Which lines in the records below contain the word "selection"? Copy each of them.

Data extracted from a collection
________

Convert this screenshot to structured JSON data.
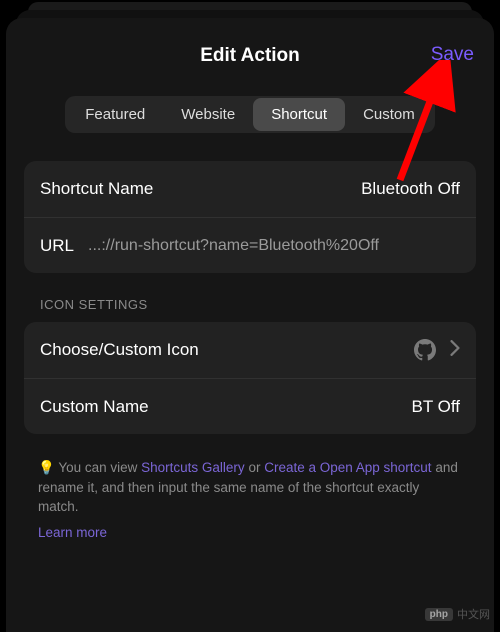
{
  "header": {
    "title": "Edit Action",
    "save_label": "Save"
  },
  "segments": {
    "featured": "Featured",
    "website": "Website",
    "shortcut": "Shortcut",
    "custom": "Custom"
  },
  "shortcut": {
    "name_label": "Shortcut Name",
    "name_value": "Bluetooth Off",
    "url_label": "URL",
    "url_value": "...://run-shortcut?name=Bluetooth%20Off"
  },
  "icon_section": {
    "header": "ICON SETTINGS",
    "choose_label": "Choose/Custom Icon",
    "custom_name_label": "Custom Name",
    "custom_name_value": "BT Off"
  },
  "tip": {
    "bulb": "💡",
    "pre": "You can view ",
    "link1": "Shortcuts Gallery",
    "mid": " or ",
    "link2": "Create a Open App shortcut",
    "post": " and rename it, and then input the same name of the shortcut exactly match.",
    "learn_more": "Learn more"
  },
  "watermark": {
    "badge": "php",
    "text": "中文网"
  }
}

________

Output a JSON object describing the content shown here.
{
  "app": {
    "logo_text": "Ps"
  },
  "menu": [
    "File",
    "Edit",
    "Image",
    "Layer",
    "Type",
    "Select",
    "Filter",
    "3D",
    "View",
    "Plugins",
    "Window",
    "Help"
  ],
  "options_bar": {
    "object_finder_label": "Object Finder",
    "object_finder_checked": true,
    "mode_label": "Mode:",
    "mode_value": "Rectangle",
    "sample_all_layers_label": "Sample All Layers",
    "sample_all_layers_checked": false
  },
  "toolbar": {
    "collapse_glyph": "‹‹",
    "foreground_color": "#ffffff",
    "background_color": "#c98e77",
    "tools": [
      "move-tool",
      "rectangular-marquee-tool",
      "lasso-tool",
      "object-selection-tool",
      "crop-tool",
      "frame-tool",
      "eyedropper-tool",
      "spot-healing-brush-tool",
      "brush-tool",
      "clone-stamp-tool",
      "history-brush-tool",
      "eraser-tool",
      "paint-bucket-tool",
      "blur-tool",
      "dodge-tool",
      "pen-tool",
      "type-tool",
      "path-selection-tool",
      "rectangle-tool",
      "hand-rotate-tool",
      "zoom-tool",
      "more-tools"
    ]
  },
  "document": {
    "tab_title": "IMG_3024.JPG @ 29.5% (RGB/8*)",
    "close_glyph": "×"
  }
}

________

_Written answer:_
      "object-selection-tool",
      "path-selection-tool",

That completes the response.